EXERCISE BRIEF: Copy the data that follows exactly. Include no pictures.
--- begin RECORD EXCERPTS ---
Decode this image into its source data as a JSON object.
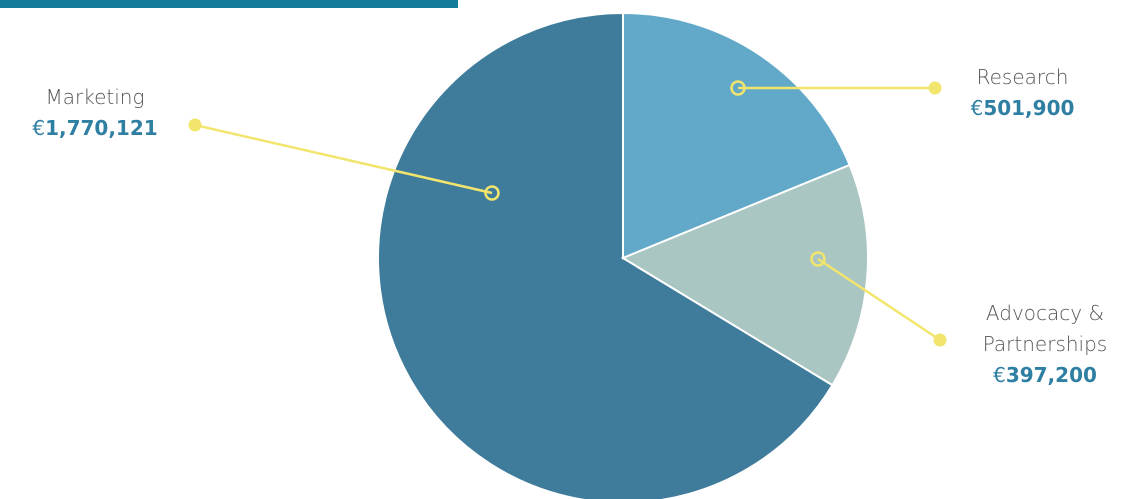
{
  "chart_data": {
    "type": "pie",
    "categories": [
      "Marketing",
      "Research",
      "Advocacy & Partnerships"
    ],
    "values": [
      1770121,
      501900,
      397200
    ],
    "value_labels": [
      "€1,770,121",
      "€501,900",
      "€397,200"
    ],
    "colors": [
      "#3f7c9b",
      "#62a9c9",
      "#a9c6c2"
    ]
  }
}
--- end RECORD EXCERPTS ---
TASK SOLUTION:
Decode this image into its source data as a JSON object.
{
  "chart_data": {
    "type": "pie",
    "categories": [
      "Marketing",
      "Research",
      "Advocacy & Partnerships"
    ],
    "values": [
      1770121,
      501900,
      397200
    ],
    "value_labels": [
      "€1,770,121",
      "€501,900",
      "€397,200"
    ],
    "colors": [
      "#3f7c9b",
      "#62a9c9",
      "#a9c6c2"
    ]
  }
}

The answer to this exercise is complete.